TO BE DONE ▸
Return each line of the data below verbatim; pictures are to be left out.

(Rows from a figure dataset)

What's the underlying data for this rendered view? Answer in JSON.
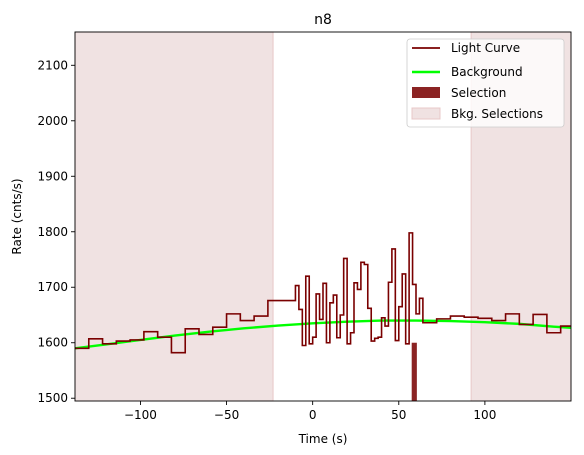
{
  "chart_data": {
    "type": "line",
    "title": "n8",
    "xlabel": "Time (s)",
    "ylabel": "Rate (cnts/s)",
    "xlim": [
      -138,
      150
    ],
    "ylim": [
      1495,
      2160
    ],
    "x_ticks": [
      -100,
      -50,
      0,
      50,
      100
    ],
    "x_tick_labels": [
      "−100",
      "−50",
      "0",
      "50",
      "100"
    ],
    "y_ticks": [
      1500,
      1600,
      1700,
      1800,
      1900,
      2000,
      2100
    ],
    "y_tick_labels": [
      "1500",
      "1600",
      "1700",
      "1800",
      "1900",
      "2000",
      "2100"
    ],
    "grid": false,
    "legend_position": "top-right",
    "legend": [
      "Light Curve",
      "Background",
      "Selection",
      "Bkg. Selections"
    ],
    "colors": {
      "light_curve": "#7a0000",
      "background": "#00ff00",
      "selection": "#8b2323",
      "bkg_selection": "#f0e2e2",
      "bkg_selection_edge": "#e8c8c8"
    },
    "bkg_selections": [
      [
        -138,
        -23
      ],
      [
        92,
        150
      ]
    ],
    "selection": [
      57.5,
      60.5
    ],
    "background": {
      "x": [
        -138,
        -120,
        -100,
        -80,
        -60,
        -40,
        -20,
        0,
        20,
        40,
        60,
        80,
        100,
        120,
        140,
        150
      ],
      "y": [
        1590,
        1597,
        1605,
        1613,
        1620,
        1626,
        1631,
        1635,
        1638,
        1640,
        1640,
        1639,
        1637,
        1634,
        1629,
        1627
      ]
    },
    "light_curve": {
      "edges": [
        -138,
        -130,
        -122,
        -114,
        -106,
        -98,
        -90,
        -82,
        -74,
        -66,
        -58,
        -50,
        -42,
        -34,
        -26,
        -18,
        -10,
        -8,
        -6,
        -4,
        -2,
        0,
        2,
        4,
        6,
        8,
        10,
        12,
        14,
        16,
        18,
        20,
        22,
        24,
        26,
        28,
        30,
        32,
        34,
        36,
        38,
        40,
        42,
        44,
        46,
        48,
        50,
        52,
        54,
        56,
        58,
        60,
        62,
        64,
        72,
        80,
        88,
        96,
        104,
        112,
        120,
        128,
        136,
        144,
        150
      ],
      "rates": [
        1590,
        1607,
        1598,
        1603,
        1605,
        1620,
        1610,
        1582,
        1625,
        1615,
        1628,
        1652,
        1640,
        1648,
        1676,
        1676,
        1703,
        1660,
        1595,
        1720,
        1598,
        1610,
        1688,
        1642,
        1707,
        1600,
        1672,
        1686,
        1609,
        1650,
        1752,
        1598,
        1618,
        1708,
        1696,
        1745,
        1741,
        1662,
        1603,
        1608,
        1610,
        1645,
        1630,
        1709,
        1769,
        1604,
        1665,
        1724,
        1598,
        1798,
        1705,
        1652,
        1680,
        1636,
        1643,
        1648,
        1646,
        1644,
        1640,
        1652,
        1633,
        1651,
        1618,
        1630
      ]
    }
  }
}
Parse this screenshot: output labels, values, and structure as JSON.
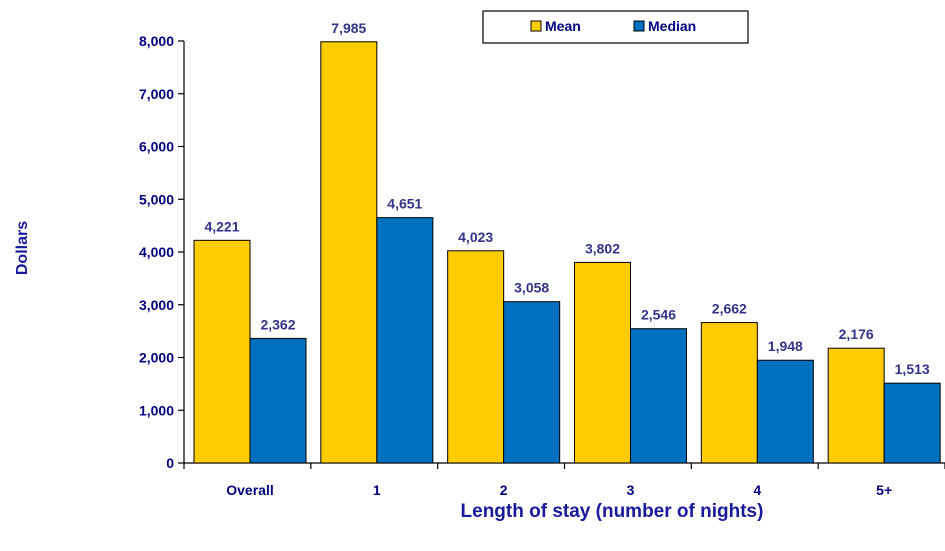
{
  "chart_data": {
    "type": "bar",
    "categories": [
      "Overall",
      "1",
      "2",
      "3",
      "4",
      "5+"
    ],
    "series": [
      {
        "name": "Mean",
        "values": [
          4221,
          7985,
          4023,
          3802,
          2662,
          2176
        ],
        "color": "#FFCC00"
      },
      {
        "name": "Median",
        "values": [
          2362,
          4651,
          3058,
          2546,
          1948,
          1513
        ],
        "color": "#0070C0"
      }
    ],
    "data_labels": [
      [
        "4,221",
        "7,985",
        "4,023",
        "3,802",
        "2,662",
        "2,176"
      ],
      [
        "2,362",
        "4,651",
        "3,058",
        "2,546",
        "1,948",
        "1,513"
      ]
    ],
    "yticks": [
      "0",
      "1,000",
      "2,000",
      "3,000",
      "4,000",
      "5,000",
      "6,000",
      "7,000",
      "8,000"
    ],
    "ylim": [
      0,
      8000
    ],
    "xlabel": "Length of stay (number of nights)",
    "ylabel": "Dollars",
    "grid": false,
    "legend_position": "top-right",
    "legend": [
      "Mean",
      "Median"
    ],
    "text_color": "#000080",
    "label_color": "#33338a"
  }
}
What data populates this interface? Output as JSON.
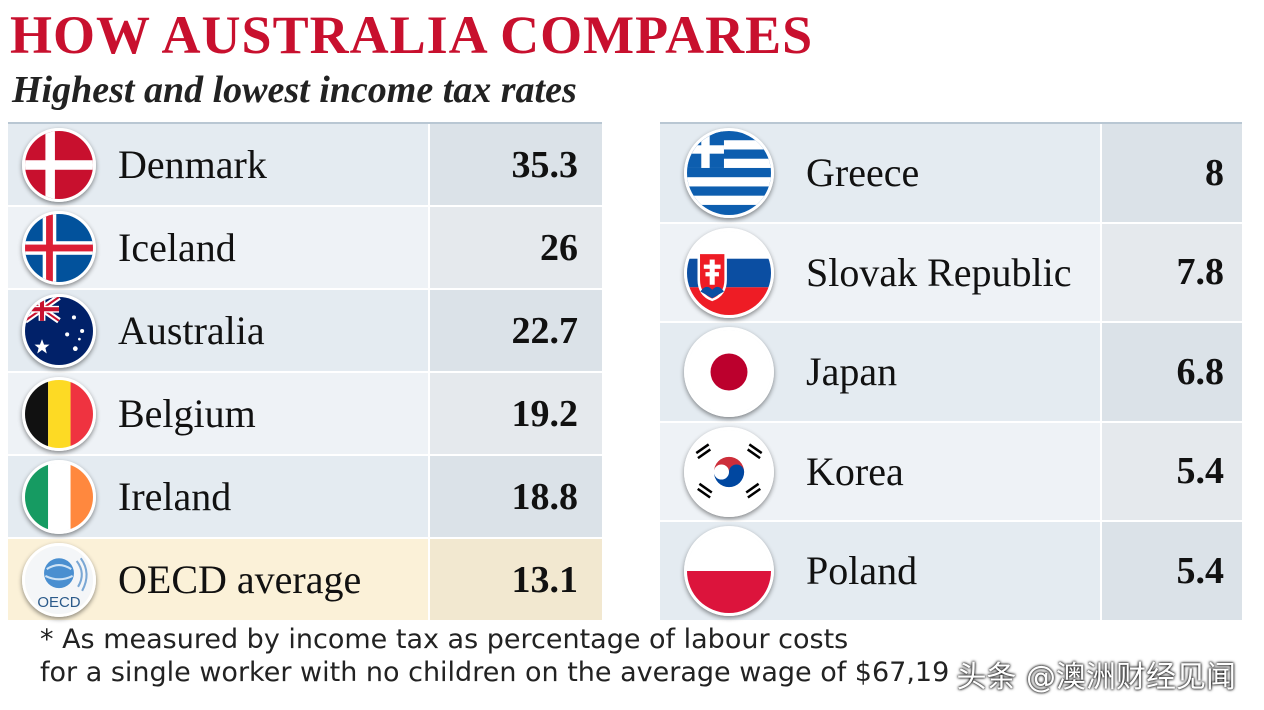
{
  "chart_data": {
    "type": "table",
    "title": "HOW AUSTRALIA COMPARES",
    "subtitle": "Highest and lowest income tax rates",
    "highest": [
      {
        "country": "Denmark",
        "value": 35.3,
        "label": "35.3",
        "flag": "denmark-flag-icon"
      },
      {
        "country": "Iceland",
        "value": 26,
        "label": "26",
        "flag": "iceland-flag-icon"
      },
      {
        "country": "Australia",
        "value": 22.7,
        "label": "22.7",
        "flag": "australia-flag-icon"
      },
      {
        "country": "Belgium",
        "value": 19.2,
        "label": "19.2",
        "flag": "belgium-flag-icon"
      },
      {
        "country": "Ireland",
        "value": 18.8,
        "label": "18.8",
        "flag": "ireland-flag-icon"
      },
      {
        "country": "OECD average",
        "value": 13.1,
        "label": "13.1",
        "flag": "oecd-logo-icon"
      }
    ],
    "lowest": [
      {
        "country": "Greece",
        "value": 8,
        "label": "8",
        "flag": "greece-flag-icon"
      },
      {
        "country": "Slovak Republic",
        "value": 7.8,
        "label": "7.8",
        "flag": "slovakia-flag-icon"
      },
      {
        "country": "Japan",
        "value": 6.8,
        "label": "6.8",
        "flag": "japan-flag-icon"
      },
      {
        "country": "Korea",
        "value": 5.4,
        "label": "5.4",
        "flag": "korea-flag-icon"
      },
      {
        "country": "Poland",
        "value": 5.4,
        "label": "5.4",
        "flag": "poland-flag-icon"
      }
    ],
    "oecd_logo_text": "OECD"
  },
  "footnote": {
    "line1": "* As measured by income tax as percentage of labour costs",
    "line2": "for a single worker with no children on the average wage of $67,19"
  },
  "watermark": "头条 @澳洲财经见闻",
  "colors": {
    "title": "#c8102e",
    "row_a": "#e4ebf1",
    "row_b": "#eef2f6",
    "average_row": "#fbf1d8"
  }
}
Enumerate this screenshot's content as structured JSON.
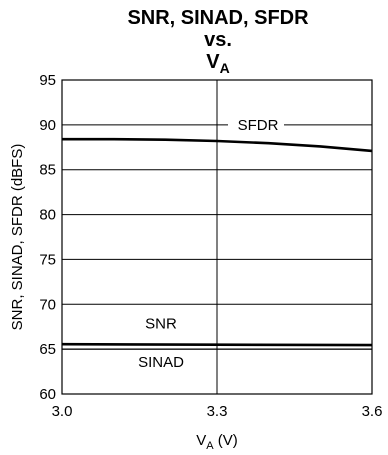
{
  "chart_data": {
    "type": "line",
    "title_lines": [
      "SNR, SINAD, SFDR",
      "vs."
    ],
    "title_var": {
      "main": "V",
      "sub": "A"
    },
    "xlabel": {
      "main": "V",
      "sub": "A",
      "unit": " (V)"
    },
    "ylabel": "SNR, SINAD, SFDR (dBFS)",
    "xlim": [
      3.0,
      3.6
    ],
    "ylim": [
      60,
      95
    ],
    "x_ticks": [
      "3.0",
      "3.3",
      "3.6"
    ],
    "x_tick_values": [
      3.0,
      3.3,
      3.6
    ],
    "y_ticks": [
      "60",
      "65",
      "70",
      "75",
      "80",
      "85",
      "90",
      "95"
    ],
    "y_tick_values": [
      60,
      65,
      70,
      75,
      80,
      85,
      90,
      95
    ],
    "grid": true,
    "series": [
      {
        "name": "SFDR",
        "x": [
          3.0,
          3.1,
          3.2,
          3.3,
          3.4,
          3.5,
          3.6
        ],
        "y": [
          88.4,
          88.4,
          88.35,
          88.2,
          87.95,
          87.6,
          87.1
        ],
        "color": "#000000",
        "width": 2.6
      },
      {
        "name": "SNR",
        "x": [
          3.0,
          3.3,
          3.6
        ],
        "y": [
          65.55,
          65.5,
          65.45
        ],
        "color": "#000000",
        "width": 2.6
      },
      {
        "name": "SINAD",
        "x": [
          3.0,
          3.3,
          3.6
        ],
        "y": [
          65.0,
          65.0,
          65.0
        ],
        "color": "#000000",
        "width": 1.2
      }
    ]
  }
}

THE COMPLETED TASK ▸
What's the underlying data for this rendered view? Answer in JSON.
{
  "chart_data": {
    "type": "line",
    "title": "n8",
    "xlabel": "Time (s)",
    "ylabel": "Rate (cnts/s)",
    "xlim": [
      -138,
      150
    ],
    "ylim": [
      1495,
      2160
    ],
    "x_ticks": [
      -100,
      -50,
      0,
      50,
      100
    ],
    "x_tick_labels": [
      "−100",
      "−50",
      "0",
      "50",
      "100"
    ],
    "y_ticks": [
      1500,
      1600,
      1700,
      1800,
      1900,
      2000,
      2100
    ],
    "y_tick_labels": [
      "1500",
      "1600",
      "1700",
      "1800",
      "1900",
      "2000",
      "2100"
    ],
    "grid": false,
    "legend_position": "top-right",
    "legend": [
      "Light Curve",
      "Background",
      "Selection",
      "Bkg. Selections"
    ],
    "colors": {
      "light_curve": "#7a0000",
      "background": "#00ff00",
      "selection": "#8b2323",
      "bkg_selection": "#f0e2e2",
      "bkg_selection_edge": "#e8c8c8"
    },
    "bkg_selections": [
      [
        -138,
        -23
      ],
      [
        92,
        150
      ]
    ],
    "selection": [
      57.5,
      60.5
    ],
    "background": {
      "x": [
        -138,
        -120,
        -100,
        -80,
        -60,
        -40,
        -20,
        0,
        20,
        40,
        60,
        80,
        100,
        120,
        140,
        150
      ],
      "y": [
        1590,
        1597,
        1605,
        1613,
        1620,
        1626,
        1631,
        1635,
        1638,
        1640,
        1640,
        1639,
        1637,
        1634,
        1629,
        1627
      ]
    },
    "light_curve": {
      "edges": [
        -138,
        -130,
        -122,
        -114,
        -106,
        -98,
        -90,
        -82,
        -74,
        -66,
        -58,
        -50,
        -42,
        -34,
        -26,
        -18,
        -10,
        -8,
        -6,
        -4,
        -2,
        0,
        2,
        4,
        6,
        8,
        10,
        12,
        14,
        16,
        18,
        20,
        22,
        24,
        26,
        28,
        30,
        32,
        34,
        36,
        38,
        40,
        42,
        44,
        46,
        48,
        50,
        52,
        54,
        56,
        58,
        60,
        62,
        64,
        72,
        80,
        88,
        96,
        104,
        112,
        120,
        128,
        136,
        144,
        150
      ],
      "rates": [
        1590,
        1607,
        1598,
        1603,
        1605,
        1620,
        1610,
        1582,
        1625,
        1615,
        1628,
        1652,
        1640,
        1648,
        1676,
        1676,
        1703,
        1660,
        1595,
        1720,
        1598,
        1610,
        1688,
        1642,
        1707,
        1600,
        1672,
        1686,
        1609,
        1650,
        1752,
        1598,
        1618,
        1708,
        1696,
        1745,
        1741,
        1662,
        1603,
        1608,
        1610,
        1645,
        1630,
        1709,
        1769,
        1604,
        1665,
        1724,
        1598,
        1798,
        1705,
        1652,
        1680,
        1636,
        1643,
        1648,
        1646,
        1644,
        1640,
        1652,
        1633,
        1651,
        1618,
        1630
      ]
    }
  }
}
Parse this screenshot: output labels, values, and structure as JSON.
{
  "chart_data": {
    "type": "bar",
    "categories": [
      "Overall",
      "1",
      "2",
      "3",
      "4",
      "5+"
    ],
    "series": [
      {
        "name": "Mean",
        "values": [
          4221,
          7985,
          4023,
          3802,
          2662,
          2176
        ],
        "color": "#FFCC00"
      },
      {
        "name": "Median",
        "values": [
          2362,
          4651,
          3058,
          2546,
          1948,
          1513
        ],
        "color": "#0070C0"
      }
    ],
    "data_labels": [
      [
        "4,221",
        "7,985",
        "4,023",
        "3,802",
        "2,662",
        "2,176"
      ],
      [
        "2,362",
        "4,651",
        "3,058",
        "2,546",
        "1,948",
        "1,513"
      ]
    ],
    "yticks": [
      "0",
      "1,000",
      "2,000",
      "3,000",
      "4,000",
      "5,000",
      "6,000",
      "7,000",
      "8,000"
    ],
    "ylim": [
      0,
      8000
    ],
    "xlabel": "Length of stay (number of nights)",
    "ylabel": "Dollars",
    "grid": false,
    "legend_position": "top-right",
    "legend": [
      "Mean",
      "Median"
    ],
    "text_color": "#000080",
    "label_color": "#33338a"
  }
}
What data populates this interface? Output as JSON.
{
  "chart_data": {
    "type": "table",
    "title": "HOW AUSTRALIA COMPARES",
    "subtitle": "Highest and lowest income tax rates",
    "highest": [
      {
        "country": "Denmark",
        "value": 35.3,
        "label": "35.3",
        "flag": "denmark-flag-icon"
      },
      {
        "country": "Iceland",
        "value": 26,
        "label": "26",
        "flag": "iceland-flag-icon"
      },
      {
        "country": "Australia",
        "value": 22.7,
        "label": "22.7",
        "flag": "australia-flag-icon"
      },
      {
        "country": "Belgium",
        "value": 19.2,
        "label": "19.2",
        "flag": "belgium-flag-icon"
      },
      {
        "country": "Ireland",
        "value": 18.8,
        "label": "18.8",
        "flag": "ireland-flag-icon"
      },
      {
        "country": "OECD average",
        "value": 13.1,
        "label": "13.1",
        "flag": "oecd-logo-icon"
      }
    ],
    "lowest": [
      {
        "country": "Greece",
        "value": 8,
        "label": "8",
        "flag": "greece-flag-icon"
      },
      {
        "country": "Slovak Republic",
        "value": 7.8,
        "label": "7.8",
        "flag": "slovakia-flag-icon"
      },
      {
        "country": "Japan",
        "value": 6.8,
        "label": "6.8",
        "flag": "japan-flag-icon"
      },
      {
        "country": "Korea",
        "value": 5.4,
        "label": "5.4",
        "flag": "korea-flag-icon"
      },
      {
        "country": "Poland",
        "value": 5.4,
        "label": "5.4",
        "flag": "poland-flag-icon"
      }
    ],
    "oecd_logo_text": "OECD"
  },
  "footnote": {
    "line1": "* As measured by income tax as percentage of labour costs",
    "line2": "for a single worker with no children on the average wage of $67,19"
  },
  "watermark": "头条 @澳洲财经见闻",
  "colors": {
    "title": "#c8102e",
    "row_a": "#e4ebf1",
    "row_b": "#eef2f6",
    "average_row": "#fbf1d8"
  }
}
Enumerate this screenshot's content as structured JSON.
{
  "chart_data": {
    "type": "line",
    "title_lines": [
      "SNR, SINAD, SFDR",
      "vs."
    ],
    "title_var": {
      "main": "V",
      "sub": "A"
    },
    "xlabel": {
      "main": "V",
      "sub": "A",
      "unit": " (V)"
    },
    "ylabel": "SNR, SINAD, SFDR (dBFS)",
    "xlim": [
      3.0,
      3.6
    ],
    "ylim": [
      60,
      95
    ],
    "x_ticks": [
      "3.0",
      "3.3",
      "3.6"
    ],
    "x_tick_values": [
      3.0,
      3.3,
      3.6
    ],
    "y_ticks": [
      "60",
      "65",
      "70",
      "75",
      "80",
      "85",
      "90",
      "95"
    ],
    "y_tick_values": [
      60,
      65,
      70,
      75,
      80,
      85,
      90,
      95
    ],
    "grid": true,
    "series": [
      {
        "name": "SFDR",
        "x": [
          3.0,
          3.1,
          3.2,
          3.3,
          3.4,
          3.5,
          3.6
        ],
        "y": [
          88.4,
          88.4,
          88.35,
          88.2,
          87.95,
          87.6,
          87.1
        ],
        "color": "#000000",
        "width": 2.6
      },
      {
        "name": "SNR",
        "x": [
          3.0,
          3.3,
          3.6
        ],
        "y": [
          65.55,
          65.5,
          65.45
        ],
        "color": "#000000",
        "width": 2.6
      },
      {
        "name": "SINAD",
        "x": [
          3.0,
          3.3,
          3.6
        ],
        "y": [
          65.0,
          65.0,
          65.0
        ],
        "color": "#000000",
        "width": 1.2
      }
    ]
  }
}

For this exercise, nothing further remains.